Exercise details — Every record should be repeated exactly, except that pictures are left out.

::: Provided entries :::

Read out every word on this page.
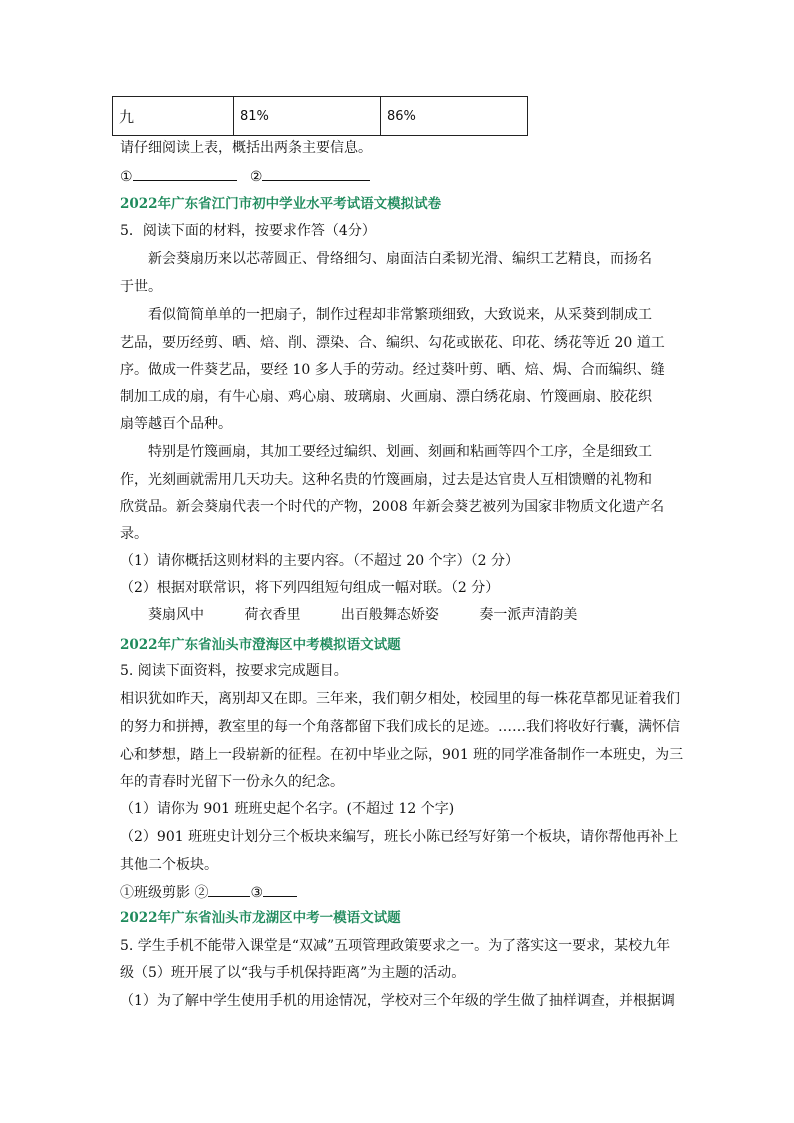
九	81%	86%
请仔细阅读上表，概括出两条主要信息。
①	②
2022年广东省江门市初中学业水平考试语文模拟试卷
5．阅读下面的材料，按要求作答（4分）
新会葵扇历来以芯蒂圆正、骨络细匀、扇面洁白柔韧光滑、编织工艺精良，而扬名
于世。
看似简简单单的一把扇子，制作过程却非常繁琐细致，大致说来，从采葵到制成工
艺品，要历经剪、晒、焙、削、漂染、合、编织、勾花或嵌花、印花、绣花等近 20 道工
序。做成一件葵艺品，要经 10 多人手的劳动。经过葵叶剪、晒、焙、焗、合而编织、缝
制加工成的扇，有牛心扇、鸡心扇、玻璃扇、火画扇、漂白绣花扇、竹篾画扇、胶花织
扇等越百个品种。
特别是竹篾画扇，其加工要经过编织、划画、刻画和粘画等四个工序，全是细致工
作，光刻画就需用几天功夫。这种名贵的竹篾画扇，过去是达官贵人互相馈赠的礼物和
欣赏品。新会葵扇代表一个时代的产物，2008 年新会葵艺被列为国家非物质文化遗产名
录。
（1）请你概括这则材料的主要内容。（不超过 20 个字）（2 分）
（2）根据对联常识，将下列四组短句组成一幅对联。（2 分）
葵扇风中	荷衣香里	出百般舞态娇姿	奏一派声清韵美
2022年广东省汕头市澄海区中考模拟语文试题
5. 阅读下面资料，按要求完成题目。
相识犹如昨天，离别却又在即。三年来，我们朝夕相处，校园里的每一株花草都见证着我们
的努力和拼搏，教室里的每一个角落都留下我们成长的足迹。……我们将收好行囊，满怀信
心和梦想，踏上一段崭新的征程。在初中毕业之际，901 班的同学准备制作一本班史，为三
年的青春时光留下一份永久的纪念。
（1）请你为 901 班班史起个名字。(不超过 12 个字)
（2）901 班班史计划分三个板块来编写，班长小陈已经写好第一个板块，请你帮他再补上
其他二个板块。
①班级剪影 ②	③
2022年广东省汕头市龙湖区中考一模语文试题
5. 学生手机不能带入课堂是“双减”五项管理政策要求之一。为了落实这一要求，某校九年
级（5）班开展了以“我与手机保持距离”为主题的活动。
（1）为了解中学生使用手机的用途情况，学校对三个年级的学生做了抽样调查，并根据调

:::

Result of this task —
Read out every word on this page.
九	81%	86%
请仔细阅读上表，概括出两条主要信息。
①	②
2022年广东省江门市初中学业水平考试语文模拟试卷
5．阅读下面的材料，按要求作答（4分）
新会葵扇历来以芯蒂圆正、骨络细匀、扇面洁白柔韧光滑、编织工艺精良，而扬名
于世。
看似简简单单的一把扇子，制作过程却非常繁琐细致，大致说来，从采葵到制成工
艺品，要历经剪、晒、焙、削、漂染、合、编织、勾花或嵌花、印花、绣花等近 20 道工
序。做成一件葵艺品，要经 10 多人手的劳动。经过葵叶剪、晒、焙、焗、合而编织、缝
制加工成的扇，有牛心扇、鸡心扇、玻璃扇、火画扇、漂白绣花扇、竹篾画扇、胶花织
扇等越百个品种。
特别是竹篾画扇，其加工要经过编织、划画、刻画和粘画等四个工序，全是细致工
作，光刻画就需用几天功夫。这种名贵的竹篾画扇，过去是达官贵人互相馈赠的礼物和
欣赏品。新会葵扇代表一个时代的产物，2008 年新会葵艺被列为国家非物质文化遗产名
录。
（1）请你概括这则材料的主要内容。（不超过 20 个字）（2 分）
（2）根据对联常识，将下列四组短句组成一幅对联。（2 分）
葵扇风中	荷衣香里	出百般舞态娇姿	奏一派声清韵美
2022年广东省汕头市澄海区中考模拟语文试题
5. 阅读下面资料，按要求完成题目。
相识犹如昨天，离别却又在即。三年来，我们朝夕相处，校园里的每一株花草都见证着我们
的努力和拼搏，教室里的每一个角落都留下我们成长的足迹。……我们将收好行囊，满怀信
心和梦想，踏上一段崭新的征程。在初中毕业之际，901 班的同学准备制作一本班史，为三
年的青春时光留下一份永久的纪念。
（1）请你为 901 班班史起个名字。(不超过 12 个字)
（2）901 班班史计划分三个板块来编写，班长小陈已经写好第一个板块，请你帮他再补上
其他二个板块。
①班级剪影 ②	③
2022年广东省汕头市龙湖区中考一模语文试题
5. 学生手机不能带入课堂是“双减”五项管理政策要求之一。为了落实这一要求，某校九年
级（5）班开展了以“我与手机保持距离”为主题的活动。
（1）为了解中学生使用手机的用途情况，学校对三个年级的学生做了抽样调查，并根据调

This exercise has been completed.